### [SHORT TASK]
From the listing below, pull out all lines with "ylabel" in them.

-- begin TASK INPUT --

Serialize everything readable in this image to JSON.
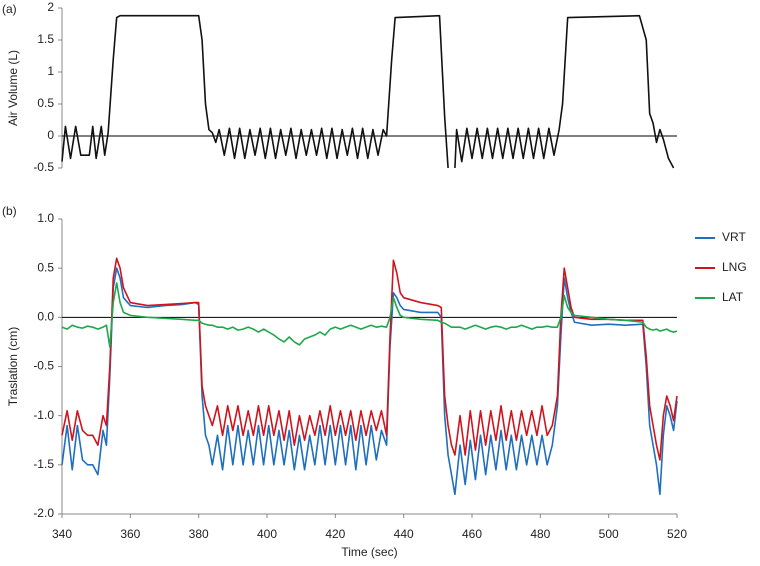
{
  "chart_data": [
    {
      "type": "line",
      "panel_label": "(a)",
      "ylabel": "Air Volume (L)",
      "xlim": [
        340,
        520
      ],
      "ylim": [
        -0.5,
        2
      ],
      "yticks": [
        2,
        1.5,
        1,
        0.5,
        0,
        -0.5
      ],
      "x": [
        340,
        341,
        342.5,
        344,
        345.5,
        348,
        349,
        350,
        351.5,
        352.5,
        353.5,
        355,
        356,
        357,
        380,
        381,
        382,
        383,
        384,
        385,
        386,
        387.5,
        389,
        390.5,
        392,
        393.5,
        395,
        396.5,
        398,
        399.5,
        401,
        402.5,
        404,
        405.5,
        407,
        408.5,
        410,
        411.5,
        413,
        414.5,
        416,
        417.5,
        419,
        420.5,
        422,
        423.5,
        425,
        426.5,
        428,
        429.5,
        431,
        432.5,
        434,
        435,
        436.5,
        437.5,
        450.5,
        452,
        453,
        454,
        455,
        455.5,
        457,
        458.5,
        460,
        461.5,
        463,
        464.5,
        466,
        467.5,
        469,
        470.5,
        472,
        473.5,
        475,
        476.5,
        478,
        479.5,
        481,
        482.5,
        484,
        485.5,
        486.5,
        488,
        509,
        511,
        512,
        513,
        514,
        515,
        516,
        517.5,
        519
      ],
      "series": [
        {
          "name": null,
          "color": "#111111",
          "values": [
            -0.4,
            0.15,
            -0.35,
            0.15,
            -0.3,
            -0.3,
            0.15,
            -0.35,
            0.15,
            -0.3,
            0.05,
            1.2,
            1.85,
            1.88,
            1.88,
            1.5,
            0.5,
            0.1,
            0.05,
            -0.1,
            0.1,
            -0.3,
            0.12,
            -0.35,
            0.12,
            -0.35,
            0.1,
            -0.3,
            0.12,
            -0.35,
            0.12,
            -0.35,
            0.1,
            -0.3,
            0.12,
            -0.35,
            0.1,
            -0.3,
            0.1,
            -0.3,
            0.12,
            -0.35,
            0.12,
            -0.35,
            0.1,
            -0.3,
            0.12,
            -0.35,
            0.12,
            -0.35,
            0.1,
            -0.3,
            0.1,
            0.0,
            1.2,
            1.85,
            1.88,
            0.3,
            -0.5,
            null,
            -0.5,
            0.1,
            -0.4,
            0.12,
            -0.35,
            0.12,
            -0.35,
            0.12,
            -0.35,
            0.12,
            -0.35,
            0.12,
            -0.35,
            0.12,
            -0.35,
            0.12,
            -0.35,
            0.12,
            -0.35,
            0.12,
            -0.3,
            0.1,
            0.5,
            1.85,
            1.88,
            1.5,
            0.35,
            0.2,
            -0.1,
            0.1,
            -0.05,
            -0.35,
            -0.5
          ]
        }
      ]
    },
    {
      "type": "line",
      "panel_label": "(b)",
      "ylabel": "Traslation (cm)",
      "xlabel": "Time (sec)",
      "xlim": [
        340,
        520
      ],
      "xticks": [
        340,
        360,
        380,
        400,
        420,
        440,
        460,
        480,
        500,
        520
      ],
      "ylim": [
        -2,
        1
      ],
      "yticks": [
        {
          "value": 1,
          "label": "1.0"
        },
        0.5,
        {
          "value": 0,
          "label": "0.0"
        },
        -0.5,
        {
          "value": -1,
          "label": "-1.0"
        },
        -1.5,
        {
          "value": -2,
          "label": "-2.0"
        }
      ],
      "legend": "right",
      "x": [
        340,
        341.5,
        343,
        344.5,
        346,
        347.5,
        349,
        350.5,
        352,
        353,
        354,
        355,
        356,
        357,
        358,
        360,
        365,
        370,
        375,
        379,
        380,
        381,
        382,
        383,
        384,
        385.5,
        387,
        388.5,
        390,
        391.5,
        393,
        394.5,
        396,
        397.5,
        399,
        400.5,
        402,
        403.5,
        405,
        406.5,
        408,
        409.5,
        411,
        412.5,
        414,
        415.5,
        417,
        418.5,
        420,
        421.5,
        423,
        424.5,
        426,
        427.5,
        429,
        430.5,
        432,
        433.5,
        435,
        436,
        437,
        438,
        439,
        440,
        445,
        450,
        451,
        452,
        453,
        454,
        455,
        456.5,
        458,
        459.5,
        461,
        462.5,
        464,
        465.5,
        467,
        468.5,
        470,
        471.5,
        473,
        474.5,
        476,
        477.5,
        479,
        480.5,
        482,
        483.5,
        485,
        486,
        487,
        488,
        489,
        490,
        495,
        500,
        505,
        510,
        511,
        512,
        513,
        514,
        515,
        516,
        517,
        518,
        519,
        520
      ],
      "series": [
        {
          "name": "VRT",
          "color": "#1f6fbf",
          "values": [
            -1.5,
            -1.1,
            -1.55,
            -1.1,
            -1.45,
            -1.5,
            -1.5,
            -1.6,
            -1.15,
            -1.3,
            -0.6,
            0.3,
            0.5,
            0.4,
            0.2,
            0.12,
            0.1,
            0.12,
            0.13,
            0.15,
            0.13,
            -0.8,
            -1.2,
            -1.3,
            -1.5,
            -1.2,
            -1.55,
            -1.1,
            -1.5,
            -1.1,
            -1.5,
            -1.15,
            -1.5,
            -1.1,
            -1.5,
            -1.1,
            -1.5,
            -1.15,
            -1.5,
            -1.15,
            -1.55,
            -1.2,
            -1.55,
            -1.2,
            -1.5,
            -1.1,
            -1.5,
            -1.1,
            -1.5,
            -1.1,
            -1.5,
            -1.1,
            -1.55,
            -1.1,
            -1.5,
            -1.1,
            -1.45,
            -1.15,
            -1.3,
            -0.3,
            0.25,
            0.2,
            0.12,
            0.08,
            0.05,
            0.05,
            0.0,
            -1.0,
            -1.4,
            -1.6,
            -1.8,
            -1.3,
            -1.7,
            -1.25,
            -1.65,
            -1.2,
            -1.6,
            -1.2,
            -1.55,
            -1.15,
            -1.55,
            -1.2,
            -1.55,
            -1.2,
            -1.5,
            -1.2,
            -1.5,
            -1.2,
            -1.5,
            -1.3,
            -0.9,
            -0.2,
            0.4,
            0.2,
            0.05,
            -0.05,
            -0.08,
            -0.07,
            -0.08,
            -0.07,
            -0.5,
            -1.1,
            -1.3,
            -1.5,
            -1.8,
            -1.2,
            -0.9,
            -1.0,
            -1.15,
            -0.85
          ]
        },
        {
          "name": "LNG",
          "color": "#d0141e",
          "values": [
            -1.2,
            -0.95,
            -1.25,
            -0.95,
            -1.15,
            -1.2,
            -1.2,
            -1.3,
            -1.0,
            -1.1,
            -0.5,
            0.4,
            0.6,
            0.5,
            0.3,
            0.15,
            0.12,
            0.13,
            0.14,
            0.15,
            0.15,
            -0.7,
            -0.9,
            -1.0,
            -1.1,
            -0.9,
            -1.2,
            -0.9,
            -1.15,
            -0.9,
            -1.2,
            -0.95,
            -1.2,
            -0.9,
            -1.2,
            -0.9,
            -1.2,
            -0.95,
            -1.25,
            -0.95,
            -1.3,
            -1.0,
            -1.25,
            -1.0,
            -1.2,
            -0.95,
            -1.2,
            -0.9,
            -1.2,
            -0.95,
            -1.2,
            -0.95,
            -1.25,
            -0.95,
            -1.2,
            -0.95,
            -1.15,
            -0.95,
            -1.2,
            -0.2,
            0.58,
            0.45,
            0.25,
            0.2,
            0.15,
            0.12,
            0.1,
            -0.8,
            -1.1,
            -1.3,
            -1.4,
            -1.0,
            -1.4,
            -0.95,
            -1.35,
            -0.95,
            -1.3,
            -0.95,
            -1.25,
            -0.9,
            -1.25,
            -0.95,
            -1.25,
            -0.95,
            -1.2,
            -0.95,
            -1.2,
            -0.9,
            -1.2,
            -1.1,
            -0.8,
            0.0,
            0.5,
            0.3,
            0.1,
            0.0,
            -0.02,
            -0.02,
            -0.03,
            -0.03,
            -0.4,
            -0.9,
            -1.1,
            -1.3,
            -1.45,
            -1.0,
            -0.8,
            -0.9,
            -1.05,
            -0.8
          ]
        },
        {
          "name": "LAT",
          "color": "#1fa84a",
          "values": [
            -0.1,
            -0.12,
            -0.08,
            -0.1,
            -0.11,
            -0.09,
            -0.1,
            -0.12,
            -0.1,
            -0.08,
            -0.3,
            0.15,
            0.35,
            0.15,
            0.05,
            0.02,
            0.0,
            -0.01,
            -0.02,
            -0.03,
            -0.03,
            -0.06,
            -0.07,
            -0.08,
            -0.08,
            -0.1,
            -0.1,
            -0.12,
            -0.1,
            -0.13,
            -0.12,
            -0.1,
            -0.12,
            -0.15,
            -0.12,
            -0.15,
            -0.18,
            -0.22,
            -0.25,
            -0.2,
            -0.25,
            -0.28,
            -0.22,
            -0.2,
            -0.18,
            -0.15,
            -0.18,
            -0.12,
            -0.1,
            -0.12,
            -0.1,
            -0.08,
            -0.1,
            -0.12,
            -0.1,
            -0.08,
            -0.1,
            -0.09,
            -0.1,
            0.0,
            0.2,
            0.1,
            0.02,
            0.0,
            -0.02,
            -0.03,
            -0.05,
            -0.06,
            -0.08,
            -0.1,
            -0.1,
            -0.1,
            -0.12,
            -0.1,
            -0.08,
            -0.1,
            -0.12,
            -0.1,
            -0.09,
            -0.1,
            -0.12,
            -0.1,
            -0.1,
            -0.08,
            -0.1,
            -0.12,
            -0.1,
            -0.1,
            -0.09,
            -0.1,
            -0.1,
            0.0,
            0.22,
            0.1,
            0.05,
            0.02,
            0.0,
            -0.02,
            -0.03,
            -0.05,
            -0.1,
            -0.12,
            -0.13,
            -0.12,
            -0.14,
            -0.13,
            -0.12,
            -0.14,
            -0.15,
            -0.14
          ]
        }
      ]
    }
  ]
}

-- end TASK INPUT --

### [FULL RESPONSE]
      "ylabel": "Air Volume (L)",
      "ylabel": "Traslation (cm)",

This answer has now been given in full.